>> BEGIN DATA SHOWN

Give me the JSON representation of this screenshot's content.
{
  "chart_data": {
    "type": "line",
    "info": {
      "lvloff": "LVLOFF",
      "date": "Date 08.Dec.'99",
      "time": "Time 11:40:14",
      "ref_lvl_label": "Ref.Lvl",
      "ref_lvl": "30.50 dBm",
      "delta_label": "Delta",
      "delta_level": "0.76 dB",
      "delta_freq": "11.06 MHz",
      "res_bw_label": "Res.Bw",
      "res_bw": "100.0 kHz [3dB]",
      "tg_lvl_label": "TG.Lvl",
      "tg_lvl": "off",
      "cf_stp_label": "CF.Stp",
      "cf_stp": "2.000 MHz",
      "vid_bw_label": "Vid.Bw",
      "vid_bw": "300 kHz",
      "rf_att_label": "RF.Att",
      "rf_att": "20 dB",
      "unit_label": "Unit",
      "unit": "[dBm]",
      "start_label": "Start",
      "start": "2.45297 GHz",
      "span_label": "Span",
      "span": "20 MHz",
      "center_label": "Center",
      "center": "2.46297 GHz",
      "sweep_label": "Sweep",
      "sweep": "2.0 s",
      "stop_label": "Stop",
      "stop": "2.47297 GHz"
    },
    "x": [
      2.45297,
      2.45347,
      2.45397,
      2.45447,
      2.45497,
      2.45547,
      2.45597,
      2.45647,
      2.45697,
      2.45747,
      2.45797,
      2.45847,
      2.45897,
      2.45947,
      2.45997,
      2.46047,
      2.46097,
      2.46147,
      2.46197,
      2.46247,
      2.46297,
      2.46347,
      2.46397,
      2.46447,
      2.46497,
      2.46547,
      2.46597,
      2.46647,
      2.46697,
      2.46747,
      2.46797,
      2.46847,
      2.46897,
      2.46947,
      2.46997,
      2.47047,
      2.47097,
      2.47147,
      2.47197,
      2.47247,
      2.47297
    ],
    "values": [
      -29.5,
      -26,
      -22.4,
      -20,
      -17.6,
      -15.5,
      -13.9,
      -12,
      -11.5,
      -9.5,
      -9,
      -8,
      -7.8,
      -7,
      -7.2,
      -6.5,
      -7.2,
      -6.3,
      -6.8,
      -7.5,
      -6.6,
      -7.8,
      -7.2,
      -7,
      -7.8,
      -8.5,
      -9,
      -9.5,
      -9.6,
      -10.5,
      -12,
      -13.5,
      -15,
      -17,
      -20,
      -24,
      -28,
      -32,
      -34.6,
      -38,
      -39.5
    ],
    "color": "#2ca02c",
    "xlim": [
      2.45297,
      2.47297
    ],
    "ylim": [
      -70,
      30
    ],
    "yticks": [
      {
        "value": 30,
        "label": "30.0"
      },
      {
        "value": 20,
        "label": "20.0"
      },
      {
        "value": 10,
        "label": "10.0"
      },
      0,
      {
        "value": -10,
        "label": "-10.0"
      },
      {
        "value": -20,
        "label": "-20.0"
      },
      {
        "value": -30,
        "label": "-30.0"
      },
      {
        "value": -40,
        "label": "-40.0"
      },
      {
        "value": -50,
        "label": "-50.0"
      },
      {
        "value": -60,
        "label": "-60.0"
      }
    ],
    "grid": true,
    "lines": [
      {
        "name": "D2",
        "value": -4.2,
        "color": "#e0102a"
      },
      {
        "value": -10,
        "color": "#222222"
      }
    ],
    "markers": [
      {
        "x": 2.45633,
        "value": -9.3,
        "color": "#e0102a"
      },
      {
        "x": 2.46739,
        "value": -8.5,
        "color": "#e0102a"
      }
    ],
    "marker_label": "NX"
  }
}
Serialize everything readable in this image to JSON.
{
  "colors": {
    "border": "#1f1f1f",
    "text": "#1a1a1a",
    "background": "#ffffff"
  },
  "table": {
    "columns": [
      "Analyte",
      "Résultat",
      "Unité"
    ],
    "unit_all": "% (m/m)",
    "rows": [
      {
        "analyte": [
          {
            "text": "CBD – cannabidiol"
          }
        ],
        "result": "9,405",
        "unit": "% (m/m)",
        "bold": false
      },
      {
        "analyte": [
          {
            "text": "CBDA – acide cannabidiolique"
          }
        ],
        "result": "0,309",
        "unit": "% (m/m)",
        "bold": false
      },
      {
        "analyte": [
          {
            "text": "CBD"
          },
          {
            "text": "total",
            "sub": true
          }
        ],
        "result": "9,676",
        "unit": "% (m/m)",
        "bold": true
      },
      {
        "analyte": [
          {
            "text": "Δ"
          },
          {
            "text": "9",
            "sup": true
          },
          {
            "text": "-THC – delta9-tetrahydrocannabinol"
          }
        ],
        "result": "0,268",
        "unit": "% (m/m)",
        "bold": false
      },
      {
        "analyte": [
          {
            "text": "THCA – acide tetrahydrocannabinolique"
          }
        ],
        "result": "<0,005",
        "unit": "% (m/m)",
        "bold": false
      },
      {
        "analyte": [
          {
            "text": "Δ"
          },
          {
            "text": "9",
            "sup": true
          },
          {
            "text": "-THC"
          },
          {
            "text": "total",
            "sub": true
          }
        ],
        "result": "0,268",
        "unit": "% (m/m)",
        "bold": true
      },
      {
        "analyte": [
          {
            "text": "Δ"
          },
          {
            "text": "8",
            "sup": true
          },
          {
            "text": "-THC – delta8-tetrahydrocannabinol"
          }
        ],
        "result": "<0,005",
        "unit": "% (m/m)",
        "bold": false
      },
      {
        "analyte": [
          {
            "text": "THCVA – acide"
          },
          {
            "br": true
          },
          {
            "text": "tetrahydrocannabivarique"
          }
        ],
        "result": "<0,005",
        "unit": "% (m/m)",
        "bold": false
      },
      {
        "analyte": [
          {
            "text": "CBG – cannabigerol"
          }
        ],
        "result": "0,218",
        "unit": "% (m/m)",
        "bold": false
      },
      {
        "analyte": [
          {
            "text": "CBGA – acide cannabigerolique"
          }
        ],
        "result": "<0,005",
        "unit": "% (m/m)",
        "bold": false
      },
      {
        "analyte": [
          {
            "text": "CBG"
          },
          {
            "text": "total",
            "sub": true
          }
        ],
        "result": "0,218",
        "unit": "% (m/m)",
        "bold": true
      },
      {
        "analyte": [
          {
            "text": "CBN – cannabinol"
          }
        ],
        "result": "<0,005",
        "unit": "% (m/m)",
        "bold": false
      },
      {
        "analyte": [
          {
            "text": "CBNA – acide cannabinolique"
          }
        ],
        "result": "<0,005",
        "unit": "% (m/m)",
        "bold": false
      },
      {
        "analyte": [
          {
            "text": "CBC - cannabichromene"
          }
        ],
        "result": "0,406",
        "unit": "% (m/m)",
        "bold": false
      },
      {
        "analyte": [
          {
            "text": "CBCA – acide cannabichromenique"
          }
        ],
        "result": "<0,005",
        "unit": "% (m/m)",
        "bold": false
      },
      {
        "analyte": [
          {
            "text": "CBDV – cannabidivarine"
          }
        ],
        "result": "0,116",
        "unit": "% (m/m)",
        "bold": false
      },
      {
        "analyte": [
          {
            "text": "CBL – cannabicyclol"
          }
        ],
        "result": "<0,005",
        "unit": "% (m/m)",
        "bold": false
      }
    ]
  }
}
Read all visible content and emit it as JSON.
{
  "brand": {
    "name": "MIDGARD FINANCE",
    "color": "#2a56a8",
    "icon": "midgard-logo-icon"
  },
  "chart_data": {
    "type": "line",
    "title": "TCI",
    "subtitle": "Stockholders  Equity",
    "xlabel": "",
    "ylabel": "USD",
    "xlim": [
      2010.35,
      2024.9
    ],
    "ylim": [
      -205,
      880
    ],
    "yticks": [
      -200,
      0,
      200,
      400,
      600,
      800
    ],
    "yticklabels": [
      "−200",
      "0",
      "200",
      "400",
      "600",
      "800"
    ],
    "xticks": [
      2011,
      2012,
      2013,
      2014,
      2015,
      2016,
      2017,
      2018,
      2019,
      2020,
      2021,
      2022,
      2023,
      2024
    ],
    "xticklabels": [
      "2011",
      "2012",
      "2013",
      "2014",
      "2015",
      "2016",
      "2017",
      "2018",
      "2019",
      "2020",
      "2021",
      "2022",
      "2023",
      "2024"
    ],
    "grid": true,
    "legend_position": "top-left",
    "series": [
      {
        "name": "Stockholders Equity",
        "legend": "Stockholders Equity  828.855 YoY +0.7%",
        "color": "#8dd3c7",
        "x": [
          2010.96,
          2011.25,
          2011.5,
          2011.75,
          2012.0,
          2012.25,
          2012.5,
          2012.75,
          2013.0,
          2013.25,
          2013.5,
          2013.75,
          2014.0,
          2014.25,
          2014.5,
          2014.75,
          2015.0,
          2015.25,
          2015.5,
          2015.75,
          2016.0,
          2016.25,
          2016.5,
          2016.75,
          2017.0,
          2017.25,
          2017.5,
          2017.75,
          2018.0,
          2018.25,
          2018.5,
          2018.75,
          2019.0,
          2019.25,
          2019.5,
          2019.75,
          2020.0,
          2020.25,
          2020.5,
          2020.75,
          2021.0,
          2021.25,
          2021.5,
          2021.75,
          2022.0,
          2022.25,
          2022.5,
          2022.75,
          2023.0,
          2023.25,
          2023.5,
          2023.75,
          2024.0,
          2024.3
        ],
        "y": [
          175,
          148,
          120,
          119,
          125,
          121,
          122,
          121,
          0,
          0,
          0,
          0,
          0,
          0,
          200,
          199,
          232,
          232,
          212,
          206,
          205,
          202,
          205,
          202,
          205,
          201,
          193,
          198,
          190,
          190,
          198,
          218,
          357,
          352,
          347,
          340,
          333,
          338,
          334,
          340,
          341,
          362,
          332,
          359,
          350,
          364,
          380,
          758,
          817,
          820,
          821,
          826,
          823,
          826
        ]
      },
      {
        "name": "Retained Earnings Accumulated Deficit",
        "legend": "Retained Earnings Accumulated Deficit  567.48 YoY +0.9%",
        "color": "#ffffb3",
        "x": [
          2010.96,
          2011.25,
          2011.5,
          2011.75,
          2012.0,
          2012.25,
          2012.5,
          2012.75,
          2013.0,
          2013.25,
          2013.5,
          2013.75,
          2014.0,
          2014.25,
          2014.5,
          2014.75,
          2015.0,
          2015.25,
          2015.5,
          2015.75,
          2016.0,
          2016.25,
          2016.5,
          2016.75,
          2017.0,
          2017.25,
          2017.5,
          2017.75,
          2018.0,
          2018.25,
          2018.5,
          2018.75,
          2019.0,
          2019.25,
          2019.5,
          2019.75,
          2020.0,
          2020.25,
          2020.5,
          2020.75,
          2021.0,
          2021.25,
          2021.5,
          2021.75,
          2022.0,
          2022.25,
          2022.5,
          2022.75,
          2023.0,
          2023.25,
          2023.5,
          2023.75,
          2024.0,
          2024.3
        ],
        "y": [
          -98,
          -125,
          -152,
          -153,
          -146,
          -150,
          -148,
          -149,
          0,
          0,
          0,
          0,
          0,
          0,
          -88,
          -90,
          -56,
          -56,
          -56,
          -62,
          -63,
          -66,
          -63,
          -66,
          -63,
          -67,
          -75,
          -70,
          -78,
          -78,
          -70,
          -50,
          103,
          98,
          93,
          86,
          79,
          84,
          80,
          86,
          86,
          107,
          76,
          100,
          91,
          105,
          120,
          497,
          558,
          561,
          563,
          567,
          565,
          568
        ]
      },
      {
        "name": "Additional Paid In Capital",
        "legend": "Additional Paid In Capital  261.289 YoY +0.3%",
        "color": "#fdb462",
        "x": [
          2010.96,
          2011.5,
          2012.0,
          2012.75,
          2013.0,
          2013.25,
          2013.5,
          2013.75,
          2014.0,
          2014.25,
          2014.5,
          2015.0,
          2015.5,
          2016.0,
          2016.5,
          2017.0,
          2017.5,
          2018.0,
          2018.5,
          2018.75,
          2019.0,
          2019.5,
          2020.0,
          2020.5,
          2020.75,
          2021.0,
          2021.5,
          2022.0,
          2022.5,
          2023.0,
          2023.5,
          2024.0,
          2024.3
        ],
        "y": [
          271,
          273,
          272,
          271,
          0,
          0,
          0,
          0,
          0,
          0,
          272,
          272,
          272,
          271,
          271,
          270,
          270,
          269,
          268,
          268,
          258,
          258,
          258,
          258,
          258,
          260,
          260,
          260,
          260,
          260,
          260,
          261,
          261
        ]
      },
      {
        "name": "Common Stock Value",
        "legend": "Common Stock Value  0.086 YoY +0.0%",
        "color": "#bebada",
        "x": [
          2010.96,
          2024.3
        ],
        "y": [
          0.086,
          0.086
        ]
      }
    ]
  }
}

>> END DATA SHOWN

◆ **DIRECTION**: Which lines of the data above contain "Equity"? Copy each one.

◆ **SOLUTION TO THIS PROBLEM**:
    "subtitle": "Stockholders  Equity",
        "name": "Stockholders Equity",
        "legend": "Stockholders Equity  828.855 YoY +0.7%",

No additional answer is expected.